▸ **PROVIDED DATA**
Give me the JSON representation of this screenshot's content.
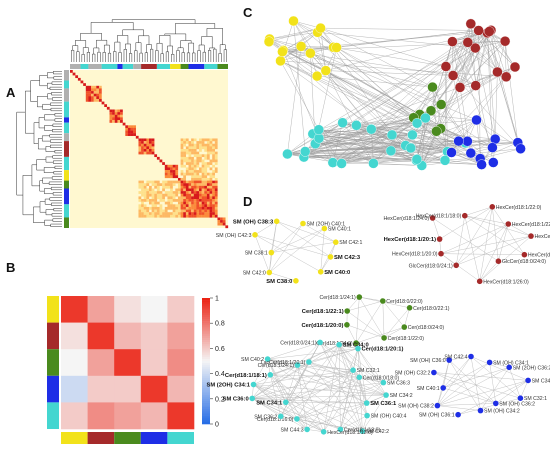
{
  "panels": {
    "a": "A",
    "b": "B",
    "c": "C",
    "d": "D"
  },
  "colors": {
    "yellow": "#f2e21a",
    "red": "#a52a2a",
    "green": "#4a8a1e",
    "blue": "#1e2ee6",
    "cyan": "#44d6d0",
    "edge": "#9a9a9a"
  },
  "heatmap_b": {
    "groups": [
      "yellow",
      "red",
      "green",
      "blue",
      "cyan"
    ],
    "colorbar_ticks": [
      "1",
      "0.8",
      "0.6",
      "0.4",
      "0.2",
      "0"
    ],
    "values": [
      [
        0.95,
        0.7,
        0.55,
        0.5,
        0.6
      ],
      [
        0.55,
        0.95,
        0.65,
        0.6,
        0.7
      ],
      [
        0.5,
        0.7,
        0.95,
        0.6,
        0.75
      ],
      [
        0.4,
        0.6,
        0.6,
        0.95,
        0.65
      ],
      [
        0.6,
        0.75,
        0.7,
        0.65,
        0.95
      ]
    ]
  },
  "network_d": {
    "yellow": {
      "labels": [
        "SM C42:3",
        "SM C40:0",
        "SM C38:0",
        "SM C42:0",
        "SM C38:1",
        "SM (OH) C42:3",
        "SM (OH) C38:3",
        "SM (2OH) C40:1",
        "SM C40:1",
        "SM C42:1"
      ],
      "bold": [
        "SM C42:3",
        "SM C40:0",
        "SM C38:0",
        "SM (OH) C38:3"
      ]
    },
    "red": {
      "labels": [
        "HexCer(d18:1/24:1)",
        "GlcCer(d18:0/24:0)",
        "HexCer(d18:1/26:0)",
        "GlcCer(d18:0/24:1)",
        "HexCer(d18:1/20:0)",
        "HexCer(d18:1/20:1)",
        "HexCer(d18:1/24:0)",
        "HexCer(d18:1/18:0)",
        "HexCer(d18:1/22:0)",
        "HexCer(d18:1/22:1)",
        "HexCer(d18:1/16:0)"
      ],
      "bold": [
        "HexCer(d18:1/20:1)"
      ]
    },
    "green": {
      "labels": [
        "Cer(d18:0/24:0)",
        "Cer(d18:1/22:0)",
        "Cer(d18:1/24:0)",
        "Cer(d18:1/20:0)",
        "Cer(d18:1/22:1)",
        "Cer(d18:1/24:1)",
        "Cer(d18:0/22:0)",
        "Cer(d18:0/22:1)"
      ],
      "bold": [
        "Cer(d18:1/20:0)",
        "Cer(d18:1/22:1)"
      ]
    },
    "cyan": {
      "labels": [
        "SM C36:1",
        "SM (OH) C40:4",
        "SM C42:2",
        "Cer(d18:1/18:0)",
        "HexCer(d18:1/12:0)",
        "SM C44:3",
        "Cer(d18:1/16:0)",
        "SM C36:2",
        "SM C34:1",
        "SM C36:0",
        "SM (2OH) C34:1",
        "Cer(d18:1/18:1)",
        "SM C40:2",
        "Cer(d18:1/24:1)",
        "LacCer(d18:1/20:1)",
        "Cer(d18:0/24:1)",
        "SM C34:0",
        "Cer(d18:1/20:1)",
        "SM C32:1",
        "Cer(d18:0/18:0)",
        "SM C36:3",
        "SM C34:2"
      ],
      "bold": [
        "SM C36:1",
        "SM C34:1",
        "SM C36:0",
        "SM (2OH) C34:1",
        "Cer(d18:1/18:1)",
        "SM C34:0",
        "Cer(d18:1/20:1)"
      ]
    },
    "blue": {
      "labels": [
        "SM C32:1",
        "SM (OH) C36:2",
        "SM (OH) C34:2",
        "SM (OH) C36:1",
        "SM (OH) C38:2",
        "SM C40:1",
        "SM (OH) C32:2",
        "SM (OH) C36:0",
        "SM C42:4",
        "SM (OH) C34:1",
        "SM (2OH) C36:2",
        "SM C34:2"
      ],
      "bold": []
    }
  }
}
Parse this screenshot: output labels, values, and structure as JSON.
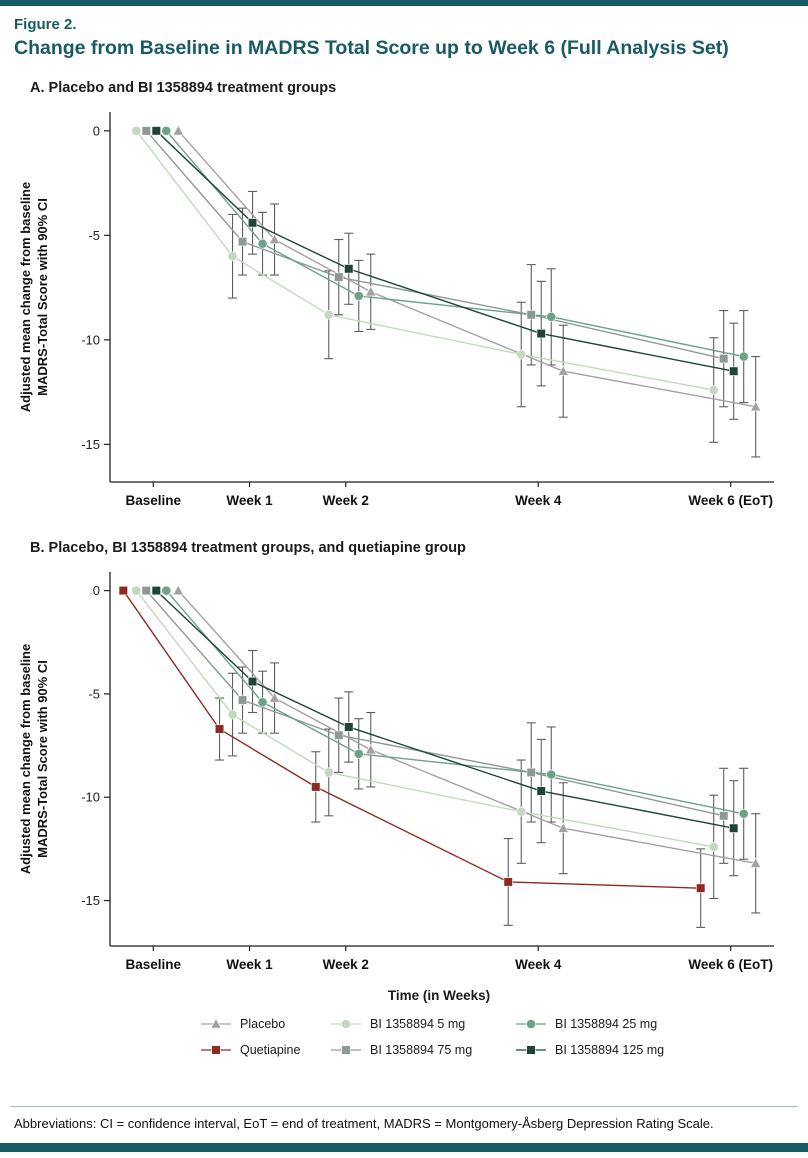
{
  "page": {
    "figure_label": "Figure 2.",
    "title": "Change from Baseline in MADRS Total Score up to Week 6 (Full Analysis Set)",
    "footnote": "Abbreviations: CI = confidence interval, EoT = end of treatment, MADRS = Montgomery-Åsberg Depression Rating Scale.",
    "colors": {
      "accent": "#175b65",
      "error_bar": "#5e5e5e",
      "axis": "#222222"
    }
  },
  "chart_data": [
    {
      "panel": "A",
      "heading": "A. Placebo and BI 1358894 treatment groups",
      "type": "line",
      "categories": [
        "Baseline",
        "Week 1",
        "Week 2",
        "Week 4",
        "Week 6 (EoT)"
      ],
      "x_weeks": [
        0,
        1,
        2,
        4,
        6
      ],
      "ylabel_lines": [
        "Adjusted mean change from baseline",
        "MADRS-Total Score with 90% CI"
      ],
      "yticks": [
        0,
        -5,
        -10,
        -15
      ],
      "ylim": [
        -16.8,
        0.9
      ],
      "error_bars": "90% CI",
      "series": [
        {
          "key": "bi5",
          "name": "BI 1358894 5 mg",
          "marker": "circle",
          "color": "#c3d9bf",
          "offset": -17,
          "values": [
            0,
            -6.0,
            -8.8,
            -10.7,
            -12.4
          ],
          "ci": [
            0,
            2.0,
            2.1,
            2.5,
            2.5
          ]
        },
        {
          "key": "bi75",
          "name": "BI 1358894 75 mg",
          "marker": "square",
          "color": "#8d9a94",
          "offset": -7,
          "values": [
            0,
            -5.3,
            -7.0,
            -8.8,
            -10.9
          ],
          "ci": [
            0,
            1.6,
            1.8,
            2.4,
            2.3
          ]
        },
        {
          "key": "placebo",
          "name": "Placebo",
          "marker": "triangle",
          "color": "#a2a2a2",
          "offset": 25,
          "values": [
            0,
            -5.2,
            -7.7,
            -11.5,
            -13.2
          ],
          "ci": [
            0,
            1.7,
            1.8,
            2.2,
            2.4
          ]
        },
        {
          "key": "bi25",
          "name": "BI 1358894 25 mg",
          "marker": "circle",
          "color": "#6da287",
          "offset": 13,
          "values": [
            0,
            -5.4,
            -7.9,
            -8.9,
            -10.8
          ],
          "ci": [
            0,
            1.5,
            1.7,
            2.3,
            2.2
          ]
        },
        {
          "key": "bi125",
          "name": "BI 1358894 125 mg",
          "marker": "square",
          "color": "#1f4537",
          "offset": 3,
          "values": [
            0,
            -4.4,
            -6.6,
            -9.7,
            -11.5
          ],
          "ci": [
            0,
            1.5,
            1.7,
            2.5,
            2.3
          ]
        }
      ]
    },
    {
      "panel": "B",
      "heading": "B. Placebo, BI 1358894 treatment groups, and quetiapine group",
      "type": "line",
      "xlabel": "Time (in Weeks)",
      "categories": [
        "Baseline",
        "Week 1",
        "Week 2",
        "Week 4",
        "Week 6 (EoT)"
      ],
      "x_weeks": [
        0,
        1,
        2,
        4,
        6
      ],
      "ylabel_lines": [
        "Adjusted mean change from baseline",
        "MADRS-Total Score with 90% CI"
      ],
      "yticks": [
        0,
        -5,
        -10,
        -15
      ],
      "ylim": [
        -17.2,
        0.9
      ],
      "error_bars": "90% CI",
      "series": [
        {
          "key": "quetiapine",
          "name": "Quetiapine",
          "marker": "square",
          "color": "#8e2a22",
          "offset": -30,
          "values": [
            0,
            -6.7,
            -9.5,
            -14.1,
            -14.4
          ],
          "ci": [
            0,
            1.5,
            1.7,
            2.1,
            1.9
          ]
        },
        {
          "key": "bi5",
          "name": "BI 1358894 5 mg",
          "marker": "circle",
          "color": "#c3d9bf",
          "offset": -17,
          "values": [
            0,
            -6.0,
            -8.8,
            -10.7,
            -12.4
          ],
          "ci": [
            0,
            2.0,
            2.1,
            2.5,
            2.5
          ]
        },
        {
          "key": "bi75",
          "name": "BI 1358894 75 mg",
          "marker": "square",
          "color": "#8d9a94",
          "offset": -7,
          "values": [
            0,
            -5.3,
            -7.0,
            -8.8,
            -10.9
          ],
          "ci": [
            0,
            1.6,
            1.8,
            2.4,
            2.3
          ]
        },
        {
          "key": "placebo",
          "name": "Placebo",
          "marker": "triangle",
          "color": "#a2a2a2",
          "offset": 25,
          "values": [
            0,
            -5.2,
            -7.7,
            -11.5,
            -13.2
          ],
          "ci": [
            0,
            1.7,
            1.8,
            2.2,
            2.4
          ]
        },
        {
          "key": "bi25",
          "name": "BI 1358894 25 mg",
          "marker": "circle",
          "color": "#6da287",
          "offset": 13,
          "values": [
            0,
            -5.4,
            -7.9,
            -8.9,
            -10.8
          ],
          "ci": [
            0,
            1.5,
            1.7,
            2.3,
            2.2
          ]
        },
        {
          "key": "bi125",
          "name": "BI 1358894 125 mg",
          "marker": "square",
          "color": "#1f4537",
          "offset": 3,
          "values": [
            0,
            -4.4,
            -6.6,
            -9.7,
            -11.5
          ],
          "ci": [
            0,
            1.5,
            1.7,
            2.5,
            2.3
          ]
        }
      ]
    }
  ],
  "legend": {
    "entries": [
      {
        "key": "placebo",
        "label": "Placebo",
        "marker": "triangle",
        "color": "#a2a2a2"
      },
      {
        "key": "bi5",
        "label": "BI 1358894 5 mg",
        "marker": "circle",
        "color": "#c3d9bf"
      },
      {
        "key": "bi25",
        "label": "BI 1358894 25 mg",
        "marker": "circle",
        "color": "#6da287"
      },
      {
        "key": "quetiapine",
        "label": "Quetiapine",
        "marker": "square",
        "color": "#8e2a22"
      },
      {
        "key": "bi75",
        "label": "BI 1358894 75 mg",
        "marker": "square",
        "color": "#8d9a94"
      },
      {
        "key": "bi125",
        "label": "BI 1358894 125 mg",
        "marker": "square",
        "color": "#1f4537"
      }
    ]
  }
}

▸ **WHAT THE TASK REQUIRES**
State only how many lines in the material include "groups".

▸ **RIGHT ANSWER**
3